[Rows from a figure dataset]
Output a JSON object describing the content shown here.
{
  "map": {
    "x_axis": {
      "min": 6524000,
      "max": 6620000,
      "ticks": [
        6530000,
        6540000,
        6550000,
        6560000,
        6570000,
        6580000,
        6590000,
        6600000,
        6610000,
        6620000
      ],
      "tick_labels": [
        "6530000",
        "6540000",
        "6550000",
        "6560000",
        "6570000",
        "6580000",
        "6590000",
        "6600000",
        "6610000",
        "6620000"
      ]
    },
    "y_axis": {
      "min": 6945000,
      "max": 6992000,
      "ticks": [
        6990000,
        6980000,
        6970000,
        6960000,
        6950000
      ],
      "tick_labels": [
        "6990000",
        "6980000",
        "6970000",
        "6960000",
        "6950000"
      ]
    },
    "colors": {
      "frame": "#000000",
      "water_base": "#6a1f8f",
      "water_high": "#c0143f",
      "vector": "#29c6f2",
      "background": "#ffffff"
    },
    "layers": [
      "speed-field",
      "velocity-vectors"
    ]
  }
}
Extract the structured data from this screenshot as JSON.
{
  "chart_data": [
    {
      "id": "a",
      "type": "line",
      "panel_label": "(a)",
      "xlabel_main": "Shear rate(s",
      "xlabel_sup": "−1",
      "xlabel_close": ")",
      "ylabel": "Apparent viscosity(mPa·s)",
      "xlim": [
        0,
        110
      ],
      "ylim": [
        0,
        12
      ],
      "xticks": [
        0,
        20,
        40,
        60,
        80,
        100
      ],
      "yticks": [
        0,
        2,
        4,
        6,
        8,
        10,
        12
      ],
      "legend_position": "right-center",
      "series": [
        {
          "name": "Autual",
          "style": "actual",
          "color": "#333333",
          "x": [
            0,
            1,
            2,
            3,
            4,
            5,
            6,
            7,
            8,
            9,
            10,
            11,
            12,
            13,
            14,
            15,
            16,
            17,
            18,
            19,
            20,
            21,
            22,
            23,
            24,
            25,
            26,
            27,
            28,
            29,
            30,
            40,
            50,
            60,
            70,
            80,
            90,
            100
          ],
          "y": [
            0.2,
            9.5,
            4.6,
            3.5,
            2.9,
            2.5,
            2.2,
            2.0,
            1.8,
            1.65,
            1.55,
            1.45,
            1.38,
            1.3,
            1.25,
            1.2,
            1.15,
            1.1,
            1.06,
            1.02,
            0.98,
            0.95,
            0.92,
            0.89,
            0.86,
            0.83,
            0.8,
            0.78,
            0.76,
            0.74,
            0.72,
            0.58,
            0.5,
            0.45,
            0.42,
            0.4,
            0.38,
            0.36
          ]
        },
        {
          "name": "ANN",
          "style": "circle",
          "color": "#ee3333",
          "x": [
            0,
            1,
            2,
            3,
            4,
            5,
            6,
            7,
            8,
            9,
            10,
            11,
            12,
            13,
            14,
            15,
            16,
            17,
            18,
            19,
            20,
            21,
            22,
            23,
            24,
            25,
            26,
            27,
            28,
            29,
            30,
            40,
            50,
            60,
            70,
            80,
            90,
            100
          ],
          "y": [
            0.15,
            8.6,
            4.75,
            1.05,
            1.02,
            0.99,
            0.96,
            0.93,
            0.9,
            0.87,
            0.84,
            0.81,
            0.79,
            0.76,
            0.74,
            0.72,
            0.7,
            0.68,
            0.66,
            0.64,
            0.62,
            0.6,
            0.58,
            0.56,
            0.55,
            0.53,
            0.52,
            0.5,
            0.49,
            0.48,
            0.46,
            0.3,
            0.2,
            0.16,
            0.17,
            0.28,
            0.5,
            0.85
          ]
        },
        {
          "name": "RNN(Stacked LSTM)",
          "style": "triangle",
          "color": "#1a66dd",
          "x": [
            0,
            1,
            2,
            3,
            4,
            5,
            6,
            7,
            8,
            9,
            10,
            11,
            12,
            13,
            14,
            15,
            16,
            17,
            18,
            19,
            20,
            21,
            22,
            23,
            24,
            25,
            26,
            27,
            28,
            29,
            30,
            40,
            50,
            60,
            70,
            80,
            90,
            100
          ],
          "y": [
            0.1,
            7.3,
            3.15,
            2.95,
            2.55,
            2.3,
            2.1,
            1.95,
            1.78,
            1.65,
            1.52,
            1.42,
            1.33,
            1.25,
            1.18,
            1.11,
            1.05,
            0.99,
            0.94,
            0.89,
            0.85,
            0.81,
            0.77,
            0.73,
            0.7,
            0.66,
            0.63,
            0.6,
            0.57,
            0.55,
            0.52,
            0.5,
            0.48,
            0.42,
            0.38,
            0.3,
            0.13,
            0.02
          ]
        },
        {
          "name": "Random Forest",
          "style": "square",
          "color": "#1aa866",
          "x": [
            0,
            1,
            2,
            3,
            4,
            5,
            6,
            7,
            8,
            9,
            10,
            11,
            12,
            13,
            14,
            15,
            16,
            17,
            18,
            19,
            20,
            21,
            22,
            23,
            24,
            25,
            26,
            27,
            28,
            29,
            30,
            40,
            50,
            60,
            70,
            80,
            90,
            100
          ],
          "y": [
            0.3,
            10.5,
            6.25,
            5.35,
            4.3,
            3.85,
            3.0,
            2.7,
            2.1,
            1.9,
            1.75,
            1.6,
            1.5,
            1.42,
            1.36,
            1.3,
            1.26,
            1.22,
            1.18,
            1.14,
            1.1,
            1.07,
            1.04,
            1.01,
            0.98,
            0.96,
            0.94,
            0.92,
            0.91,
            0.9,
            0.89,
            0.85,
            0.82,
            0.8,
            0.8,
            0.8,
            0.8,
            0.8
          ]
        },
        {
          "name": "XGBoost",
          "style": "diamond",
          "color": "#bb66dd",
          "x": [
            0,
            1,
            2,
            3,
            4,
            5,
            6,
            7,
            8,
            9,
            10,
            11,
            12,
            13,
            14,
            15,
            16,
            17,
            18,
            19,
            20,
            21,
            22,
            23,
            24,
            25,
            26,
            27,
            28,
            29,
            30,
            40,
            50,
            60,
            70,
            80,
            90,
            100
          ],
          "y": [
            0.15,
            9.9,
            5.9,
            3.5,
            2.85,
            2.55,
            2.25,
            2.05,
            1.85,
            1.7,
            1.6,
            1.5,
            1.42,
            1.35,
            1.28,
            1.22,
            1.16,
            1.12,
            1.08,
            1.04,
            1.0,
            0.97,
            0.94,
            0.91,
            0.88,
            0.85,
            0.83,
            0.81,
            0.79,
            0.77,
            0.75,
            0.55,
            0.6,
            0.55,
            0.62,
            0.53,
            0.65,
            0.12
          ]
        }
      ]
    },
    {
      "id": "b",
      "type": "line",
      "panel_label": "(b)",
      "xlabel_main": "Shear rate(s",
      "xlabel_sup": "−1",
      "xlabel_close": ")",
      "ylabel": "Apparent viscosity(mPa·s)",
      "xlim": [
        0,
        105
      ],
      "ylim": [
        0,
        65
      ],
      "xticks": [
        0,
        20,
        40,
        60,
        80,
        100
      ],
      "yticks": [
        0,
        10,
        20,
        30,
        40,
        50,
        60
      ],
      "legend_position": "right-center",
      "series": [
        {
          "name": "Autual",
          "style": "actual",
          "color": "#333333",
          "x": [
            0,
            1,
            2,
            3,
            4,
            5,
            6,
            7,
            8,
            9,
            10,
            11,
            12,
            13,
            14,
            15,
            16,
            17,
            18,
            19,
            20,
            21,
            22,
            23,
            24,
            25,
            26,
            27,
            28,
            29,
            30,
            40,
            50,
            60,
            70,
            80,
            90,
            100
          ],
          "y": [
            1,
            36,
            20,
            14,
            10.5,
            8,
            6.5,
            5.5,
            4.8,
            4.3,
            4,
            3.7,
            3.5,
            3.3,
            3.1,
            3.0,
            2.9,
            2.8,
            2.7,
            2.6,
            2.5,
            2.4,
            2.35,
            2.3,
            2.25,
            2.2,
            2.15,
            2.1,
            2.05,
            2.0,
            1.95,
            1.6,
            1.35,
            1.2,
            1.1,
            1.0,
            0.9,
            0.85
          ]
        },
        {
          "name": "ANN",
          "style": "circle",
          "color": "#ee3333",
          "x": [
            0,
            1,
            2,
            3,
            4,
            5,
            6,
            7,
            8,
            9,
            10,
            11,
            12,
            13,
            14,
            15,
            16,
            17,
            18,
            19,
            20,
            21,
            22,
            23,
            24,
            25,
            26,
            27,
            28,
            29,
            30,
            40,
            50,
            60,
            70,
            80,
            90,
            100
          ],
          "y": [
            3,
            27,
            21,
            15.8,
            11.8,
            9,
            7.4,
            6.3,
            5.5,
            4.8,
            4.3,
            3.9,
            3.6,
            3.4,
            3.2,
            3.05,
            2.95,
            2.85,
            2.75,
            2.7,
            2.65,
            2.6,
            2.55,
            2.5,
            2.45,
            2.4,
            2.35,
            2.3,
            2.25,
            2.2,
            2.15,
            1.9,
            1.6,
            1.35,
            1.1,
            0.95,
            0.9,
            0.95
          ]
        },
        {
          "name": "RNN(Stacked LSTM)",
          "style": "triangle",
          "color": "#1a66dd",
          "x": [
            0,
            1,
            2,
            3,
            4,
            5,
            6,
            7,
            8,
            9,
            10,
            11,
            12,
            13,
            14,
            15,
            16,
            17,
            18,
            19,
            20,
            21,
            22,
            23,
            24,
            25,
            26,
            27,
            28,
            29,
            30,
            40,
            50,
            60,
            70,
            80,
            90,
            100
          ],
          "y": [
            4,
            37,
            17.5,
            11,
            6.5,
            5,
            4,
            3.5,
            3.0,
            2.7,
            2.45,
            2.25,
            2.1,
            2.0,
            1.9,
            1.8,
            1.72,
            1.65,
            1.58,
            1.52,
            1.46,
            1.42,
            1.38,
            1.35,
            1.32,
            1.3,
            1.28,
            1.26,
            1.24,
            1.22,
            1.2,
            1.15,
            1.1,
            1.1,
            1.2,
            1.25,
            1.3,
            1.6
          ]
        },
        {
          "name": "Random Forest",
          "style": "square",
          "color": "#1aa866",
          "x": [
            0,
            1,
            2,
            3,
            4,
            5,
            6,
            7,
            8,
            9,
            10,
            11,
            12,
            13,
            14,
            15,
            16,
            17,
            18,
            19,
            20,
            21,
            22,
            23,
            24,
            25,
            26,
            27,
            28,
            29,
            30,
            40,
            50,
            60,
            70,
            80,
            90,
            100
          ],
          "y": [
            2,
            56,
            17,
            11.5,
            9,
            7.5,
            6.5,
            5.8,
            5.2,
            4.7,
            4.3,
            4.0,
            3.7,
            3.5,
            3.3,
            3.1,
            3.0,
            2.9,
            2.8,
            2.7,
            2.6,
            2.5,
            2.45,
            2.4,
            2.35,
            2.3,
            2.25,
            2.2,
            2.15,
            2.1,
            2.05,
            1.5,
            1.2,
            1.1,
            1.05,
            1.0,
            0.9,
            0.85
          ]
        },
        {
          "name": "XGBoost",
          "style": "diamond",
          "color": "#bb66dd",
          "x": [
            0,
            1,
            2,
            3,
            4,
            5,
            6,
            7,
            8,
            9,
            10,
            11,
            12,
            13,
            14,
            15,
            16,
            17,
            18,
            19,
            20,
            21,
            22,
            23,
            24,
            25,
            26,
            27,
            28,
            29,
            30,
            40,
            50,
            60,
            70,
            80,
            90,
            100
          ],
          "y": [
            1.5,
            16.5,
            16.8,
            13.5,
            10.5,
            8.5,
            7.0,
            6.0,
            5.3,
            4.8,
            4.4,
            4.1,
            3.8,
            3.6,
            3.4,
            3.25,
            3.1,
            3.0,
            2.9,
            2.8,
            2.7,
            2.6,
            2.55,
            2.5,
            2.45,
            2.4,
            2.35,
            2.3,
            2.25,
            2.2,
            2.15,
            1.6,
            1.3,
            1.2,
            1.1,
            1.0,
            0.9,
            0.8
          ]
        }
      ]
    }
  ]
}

• **What to work on**: What number of lines in the records contain the word "JSON"? Answer with that number alone.

• **Result for this task**: 2